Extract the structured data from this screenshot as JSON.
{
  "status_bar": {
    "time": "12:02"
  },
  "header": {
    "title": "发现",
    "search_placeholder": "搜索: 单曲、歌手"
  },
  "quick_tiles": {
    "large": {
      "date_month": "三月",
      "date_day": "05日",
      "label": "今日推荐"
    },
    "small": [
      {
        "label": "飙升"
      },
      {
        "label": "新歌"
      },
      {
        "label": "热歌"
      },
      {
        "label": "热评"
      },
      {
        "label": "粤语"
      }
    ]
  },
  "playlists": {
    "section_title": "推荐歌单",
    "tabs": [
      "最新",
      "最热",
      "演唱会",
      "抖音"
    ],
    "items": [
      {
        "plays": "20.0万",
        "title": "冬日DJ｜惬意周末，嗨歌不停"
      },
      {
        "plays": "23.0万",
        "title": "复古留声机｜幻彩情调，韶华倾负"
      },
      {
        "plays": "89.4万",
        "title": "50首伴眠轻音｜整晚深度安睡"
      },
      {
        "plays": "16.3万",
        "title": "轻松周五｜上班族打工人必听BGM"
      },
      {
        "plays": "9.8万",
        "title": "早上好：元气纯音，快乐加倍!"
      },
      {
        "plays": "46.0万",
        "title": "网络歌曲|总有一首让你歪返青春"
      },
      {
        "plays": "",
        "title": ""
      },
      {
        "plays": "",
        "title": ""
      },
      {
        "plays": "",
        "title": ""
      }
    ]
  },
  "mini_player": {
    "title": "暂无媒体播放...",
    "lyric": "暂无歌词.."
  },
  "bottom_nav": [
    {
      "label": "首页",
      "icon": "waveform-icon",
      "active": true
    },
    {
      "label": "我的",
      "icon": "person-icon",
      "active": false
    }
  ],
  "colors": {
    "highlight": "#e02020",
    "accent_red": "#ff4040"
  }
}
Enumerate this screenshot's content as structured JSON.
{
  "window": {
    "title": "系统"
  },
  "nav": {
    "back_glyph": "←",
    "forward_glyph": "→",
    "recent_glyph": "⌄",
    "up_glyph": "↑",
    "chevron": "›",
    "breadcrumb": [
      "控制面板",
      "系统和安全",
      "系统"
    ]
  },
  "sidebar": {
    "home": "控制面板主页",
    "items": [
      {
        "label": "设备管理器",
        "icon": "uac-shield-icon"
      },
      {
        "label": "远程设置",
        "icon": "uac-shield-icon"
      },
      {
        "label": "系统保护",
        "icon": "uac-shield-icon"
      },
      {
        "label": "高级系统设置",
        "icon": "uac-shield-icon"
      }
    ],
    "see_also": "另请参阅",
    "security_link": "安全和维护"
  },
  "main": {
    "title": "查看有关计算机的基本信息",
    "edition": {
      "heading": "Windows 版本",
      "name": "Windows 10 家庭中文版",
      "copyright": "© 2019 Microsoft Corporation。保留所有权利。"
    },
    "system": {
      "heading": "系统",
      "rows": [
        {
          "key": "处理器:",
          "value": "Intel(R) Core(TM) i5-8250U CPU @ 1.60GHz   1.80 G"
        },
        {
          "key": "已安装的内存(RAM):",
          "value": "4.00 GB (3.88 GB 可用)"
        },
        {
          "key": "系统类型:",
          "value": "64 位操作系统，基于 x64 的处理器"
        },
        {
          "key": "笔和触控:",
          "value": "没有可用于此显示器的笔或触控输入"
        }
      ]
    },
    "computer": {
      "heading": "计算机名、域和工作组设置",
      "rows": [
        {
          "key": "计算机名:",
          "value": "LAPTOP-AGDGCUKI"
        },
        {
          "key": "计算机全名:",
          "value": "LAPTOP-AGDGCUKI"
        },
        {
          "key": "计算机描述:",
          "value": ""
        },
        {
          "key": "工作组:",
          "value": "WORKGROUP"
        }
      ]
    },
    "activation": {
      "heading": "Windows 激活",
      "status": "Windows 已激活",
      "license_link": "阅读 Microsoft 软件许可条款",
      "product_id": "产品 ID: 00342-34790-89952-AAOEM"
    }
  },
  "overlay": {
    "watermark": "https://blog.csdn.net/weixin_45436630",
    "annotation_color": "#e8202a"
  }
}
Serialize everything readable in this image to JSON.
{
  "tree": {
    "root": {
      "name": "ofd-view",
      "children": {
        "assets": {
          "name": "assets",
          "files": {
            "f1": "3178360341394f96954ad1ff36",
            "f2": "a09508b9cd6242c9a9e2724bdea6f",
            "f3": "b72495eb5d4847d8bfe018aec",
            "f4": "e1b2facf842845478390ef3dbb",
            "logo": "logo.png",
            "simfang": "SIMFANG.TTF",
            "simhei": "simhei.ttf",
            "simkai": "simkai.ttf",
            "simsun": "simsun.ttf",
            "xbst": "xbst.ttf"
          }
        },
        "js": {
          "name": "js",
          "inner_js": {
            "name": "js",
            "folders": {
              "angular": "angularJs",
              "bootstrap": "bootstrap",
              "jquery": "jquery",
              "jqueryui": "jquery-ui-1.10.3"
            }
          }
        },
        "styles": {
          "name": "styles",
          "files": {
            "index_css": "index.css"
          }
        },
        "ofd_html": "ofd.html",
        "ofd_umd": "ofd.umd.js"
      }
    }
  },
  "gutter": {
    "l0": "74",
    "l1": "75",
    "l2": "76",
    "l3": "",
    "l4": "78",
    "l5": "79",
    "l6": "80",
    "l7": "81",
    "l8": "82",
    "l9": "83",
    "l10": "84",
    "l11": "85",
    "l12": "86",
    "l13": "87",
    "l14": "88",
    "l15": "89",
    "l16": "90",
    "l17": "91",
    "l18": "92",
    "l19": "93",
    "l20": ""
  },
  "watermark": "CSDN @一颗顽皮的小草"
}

..............................

- Your task -
Reproduce the entries above exactly.

- Full answer -
Extract the structured data from this screenshot as JSON.
{
  "status_bar": {
    "time": "12:02"
  },
  "header": {
    "title": "发现",
    "search_placeholder": "搜索: 单曲、歌手"
  },
  "quick_tiles": {
    "large": {
      "date_month": "三月",
      "date_day": "05日",
      "label": "今日推荐"
    },
    "small": [
      {
        "label": "飙升"
      },
      {
        "label": "新歌"
      },
      {
        "label": "热歌"
      },
      {
        "label": "热评"
      },
      {
        "label": "粤语"
      }
    ]
  },
  "playlists": {
    "section_title": "推荐歌单",
    "tabs": [
      "最新",
      "最热",
      "演唱会",
      "抖音"
    ],
    "items": [
      {
        "plays": "20.0万",
        "title": "冬日DJ｜惬意周末，嗨歌不停"
      },
      {
        "plays": "23.0万",
        "title": "复古留声机｜幻彩情调，韶华倾负"
      },
      {
        "plays": "89.4万",
        "title": "50首伴眠轻音｜整晚深度安睡"
      },
      {
        "plays": "16.3万",
        "title": "轻松周五｜上班族打工人必听BGM"
      },
      {
        "plays": "9.8万",
        "title": "早上好：元气纯音，快乐加倍!"
      },
      {
        "plays": "46.0万",
        "title": "网络歌曲|总有一首让你歪返青春"
      },
      {
        "plays": "",
        "title": ""
      },
      {
        "plays": "",
        "title": ""
      },
      {
        "plays": "",
        "title": ""
      }
    ]
  },
  "mini_player": {
    "title": "暂无媒体播放...",
    "lyric": "暂无歌词.."
  },
  "bottom_nav": [
    {
      "label": "首页",
      "icon": "waveform-icon",
      "active": true
    },
    {
      "label": "我的",
      "icon": "person-icon",
      "active": false
    }
  ],
  "colors": {
    "highlight": "#e02020",
    "accent_red": "#ff4040"
  }
}
Enumerate this screenshot's content as structured JSON.
{
  "window": {
    "title": "系统"
  },
  "nav": {
    "back_glyph": "←",
    "forward_glyph": "→",
    "recent_glyph": "⌄",
    "up_glyph": "↑",
    "chevron": "›",
    "breadcrumb": [
      "控制面板",
      "系统和安全",
      "系统"
    ]
  },
  "sidebar": {
    "home": "控制面板主页",
    "items": [
      {
        "label": "设备管理器",
        "icon": "uac-shield-icon"
      },
      {
        "label": "远程设置",
        "icon": "uac-shield-icon"
      },
      {
        "label": "系统保护",
        "icon": "uac-shield-icon"
      },
      {
        "label": "高级系统设置",
        "icon": "uac-shield-icon"
      }
    ],
    "see_also": "另请参阅",
    "security_link": "安全和维护"
  },
  "main": {
    "title": "查看有关计算机的基本信息",
    "edition": {
      "heading": "Windows 版本",
      "name": "Windows 10 家庭中文版",
      "copyright": "© 2019 Microsoft Corporation。保留所有权利。"
    },
    "system": {
      "heading": "系统",
      "rows": [
        {
          "key": "处理器:",
          "value": "Intel(R) Core(TM) i5-8250U CPU @ 1.60GHz   1.80 G"
        },
        {
          "key": "已安装的内存(RAM):",
          "value": "4.00 GB (3.88 GB 可用)"
        },
        {
          "key": "系统类型:",
          "value": "64 位操作系统，基于 x64 的处理器"
        },
        {
          "key": "笔和触控:",
          "value": "没有可用于此显示器的笔或触控输入"
        }
      ]
    },
    "computer": {
      "heading": "计算机名、域和工作组设置",
      "rows": [
        {
          "key": "计算机名:",
          "value": "LAPTOP-AGDGCUKI"
        },
        {
          "key": "计算机全名:",
          "value": "LAPTOP-AGDGCUKI"
        },
        {
          "key": "计算机描述:",
          "value": ""
        },
        {
          "key": "工作组:",
          "value": "WORKGROUP"
        }
      ]
    },
    "activation": {
      "heading": "Windows 激活",
      "status": "Windows 已激活",
      "license_link": "阅读 Microsoft 软件许可条款",
      "product_id": "产品 ID: 00342-34790-89952-AAOEM"
    }
  },
  "overlay": {
    "watermark": "https://blog.csdn.net/weixin_45436630",
    "annotation_color": "#e8202a"
  }
}
Serialize everything readable in this image to JSON.
{
  "tree": {
    "root": {
      "name": "ofd-view",
      "children": {
        "assets": {
          "name": "assets",
          "files": {
            "f1": "3178360341394f96954ad1ff36",
            "f2": "a09508b9cd6242c9a9e2724bdea6f",
            "f3": "b72495eb5d4847d8bfe018aec",
            "f4": "e1b2facf842845478390ef3dbb",
            "logo": "logo.png",
            "simfang": "SIMFANG.TTF",
            "simhei": "simhei.ttf",
            "simkai": "simkai.ttf",
            "simsun": "simsun.ttf",
            "xbst": "xbst.ttf"
          }
        },
        "js": {
          "name": "js",
          "inner_js": {
            "name": "js",
            "folders": {
              "angular": "angularJs",
              "bootstrap": "bootstrap",
              "jquery": "jquery",
              "jqueryui": "jquery-ui-1.10.3"
            }
          }
        },
        "styles": {
          "name": "styles",
          "files": {
            "index_css": "index.css"
          }
        },
        "ofd_html": "ofd.html",
        "ofd_umd": "ofd.umd.js"
      }
    }
  },
  "gutter": {
    "l0": "74",
    "l1": "75",
    "l2": "76",
    "l3": "",
    "l4": "78",
    "l5": "79",
    "l6": "80",
    "l7": "81",
    "l8": "82",
    "l9": "83",
    "l10": "84",
    "l11": "85",
    "l12": "86",
    "l13": "87",
    "l14": "88",
    "l15": "89",
    "l16": "90",
    "l17": "91",
    "l18": "92",
    "l19": "93",
    "l20": ""
  },
  "watermark": "CSDN @一颗顽皮的小草"
}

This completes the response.